Read through the entries below and copy each line where "Brazil" turns up.
Start of Entries shown
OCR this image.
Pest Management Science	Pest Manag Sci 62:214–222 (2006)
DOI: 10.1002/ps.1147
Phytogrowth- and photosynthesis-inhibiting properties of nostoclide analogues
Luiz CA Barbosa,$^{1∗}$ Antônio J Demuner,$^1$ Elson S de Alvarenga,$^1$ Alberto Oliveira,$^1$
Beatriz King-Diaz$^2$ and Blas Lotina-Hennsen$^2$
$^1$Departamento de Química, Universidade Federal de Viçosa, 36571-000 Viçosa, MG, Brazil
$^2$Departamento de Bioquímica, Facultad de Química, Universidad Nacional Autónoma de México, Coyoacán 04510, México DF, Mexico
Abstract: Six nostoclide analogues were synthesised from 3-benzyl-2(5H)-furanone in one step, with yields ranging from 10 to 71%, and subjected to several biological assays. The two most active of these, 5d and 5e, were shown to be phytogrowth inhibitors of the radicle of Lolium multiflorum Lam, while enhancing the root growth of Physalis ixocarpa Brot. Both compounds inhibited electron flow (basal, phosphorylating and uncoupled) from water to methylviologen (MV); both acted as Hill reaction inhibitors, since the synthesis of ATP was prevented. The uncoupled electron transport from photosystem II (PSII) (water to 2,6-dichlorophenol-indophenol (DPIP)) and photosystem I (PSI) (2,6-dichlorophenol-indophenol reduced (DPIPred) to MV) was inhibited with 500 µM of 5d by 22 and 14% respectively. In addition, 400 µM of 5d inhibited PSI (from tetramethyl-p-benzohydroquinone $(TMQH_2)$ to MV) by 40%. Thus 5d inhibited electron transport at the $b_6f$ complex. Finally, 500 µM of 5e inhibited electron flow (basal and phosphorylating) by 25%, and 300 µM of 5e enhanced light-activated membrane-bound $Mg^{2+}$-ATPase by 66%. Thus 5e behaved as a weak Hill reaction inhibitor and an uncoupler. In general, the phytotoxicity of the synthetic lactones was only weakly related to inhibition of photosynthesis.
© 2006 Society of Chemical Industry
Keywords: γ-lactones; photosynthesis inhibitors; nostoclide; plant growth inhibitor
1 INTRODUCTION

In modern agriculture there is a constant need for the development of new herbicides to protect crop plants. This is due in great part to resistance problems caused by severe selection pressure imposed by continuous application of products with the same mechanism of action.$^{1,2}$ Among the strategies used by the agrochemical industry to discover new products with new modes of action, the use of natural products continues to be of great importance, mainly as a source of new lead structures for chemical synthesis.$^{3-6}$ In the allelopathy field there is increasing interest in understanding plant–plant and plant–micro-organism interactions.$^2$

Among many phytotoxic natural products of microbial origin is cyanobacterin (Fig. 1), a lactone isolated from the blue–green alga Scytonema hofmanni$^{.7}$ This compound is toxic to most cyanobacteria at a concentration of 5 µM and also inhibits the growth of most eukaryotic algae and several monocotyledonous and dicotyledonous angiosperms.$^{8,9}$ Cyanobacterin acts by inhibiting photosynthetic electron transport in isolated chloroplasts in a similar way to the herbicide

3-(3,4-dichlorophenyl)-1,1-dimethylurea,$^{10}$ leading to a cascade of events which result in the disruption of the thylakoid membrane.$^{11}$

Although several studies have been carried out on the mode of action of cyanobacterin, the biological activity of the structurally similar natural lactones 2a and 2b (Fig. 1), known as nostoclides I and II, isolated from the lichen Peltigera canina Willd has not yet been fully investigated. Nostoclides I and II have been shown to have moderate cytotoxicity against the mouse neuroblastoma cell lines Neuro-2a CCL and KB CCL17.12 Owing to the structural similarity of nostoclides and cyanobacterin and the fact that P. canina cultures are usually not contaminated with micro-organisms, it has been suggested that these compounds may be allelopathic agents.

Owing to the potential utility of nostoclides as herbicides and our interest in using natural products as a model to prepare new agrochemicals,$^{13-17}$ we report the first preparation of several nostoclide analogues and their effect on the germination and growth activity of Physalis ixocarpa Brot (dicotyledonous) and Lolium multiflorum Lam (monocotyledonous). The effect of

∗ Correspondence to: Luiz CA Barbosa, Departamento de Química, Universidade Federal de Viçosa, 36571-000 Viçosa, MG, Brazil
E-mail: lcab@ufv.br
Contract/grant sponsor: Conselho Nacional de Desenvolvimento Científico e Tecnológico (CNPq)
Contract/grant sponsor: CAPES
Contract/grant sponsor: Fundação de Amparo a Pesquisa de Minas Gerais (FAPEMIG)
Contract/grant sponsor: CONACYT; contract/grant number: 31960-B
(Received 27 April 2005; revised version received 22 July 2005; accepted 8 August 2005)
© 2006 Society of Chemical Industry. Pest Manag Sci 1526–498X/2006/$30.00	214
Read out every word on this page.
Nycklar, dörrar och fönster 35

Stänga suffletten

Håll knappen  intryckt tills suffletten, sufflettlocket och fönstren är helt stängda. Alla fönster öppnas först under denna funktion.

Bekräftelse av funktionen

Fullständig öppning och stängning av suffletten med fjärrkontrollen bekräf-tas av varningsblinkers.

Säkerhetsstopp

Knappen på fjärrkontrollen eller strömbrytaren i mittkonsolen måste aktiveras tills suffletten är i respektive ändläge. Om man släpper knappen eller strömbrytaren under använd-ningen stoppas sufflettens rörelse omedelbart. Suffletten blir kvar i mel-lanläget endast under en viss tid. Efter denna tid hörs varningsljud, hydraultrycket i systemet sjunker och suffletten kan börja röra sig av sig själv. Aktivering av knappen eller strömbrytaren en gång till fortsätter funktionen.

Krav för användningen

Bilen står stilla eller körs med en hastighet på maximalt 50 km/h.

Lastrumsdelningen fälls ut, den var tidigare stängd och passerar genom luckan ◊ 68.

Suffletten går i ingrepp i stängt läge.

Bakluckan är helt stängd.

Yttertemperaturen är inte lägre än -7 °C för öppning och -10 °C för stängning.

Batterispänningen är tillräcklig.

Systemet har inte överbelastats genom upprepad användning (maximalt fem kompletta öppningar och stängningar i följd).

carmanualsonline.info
End of Entries shown
◆ **Answer**
$^1$Departamento de Química, Universidade Federal de Viçosa, 36571-000 Viçosa, MG, Brazil
∗ Correspondence to: Luiz CA Barbosa, Departamento de Química, Universidade Federal de Viçosa, 36571-000 Viçosa, MG, Brazil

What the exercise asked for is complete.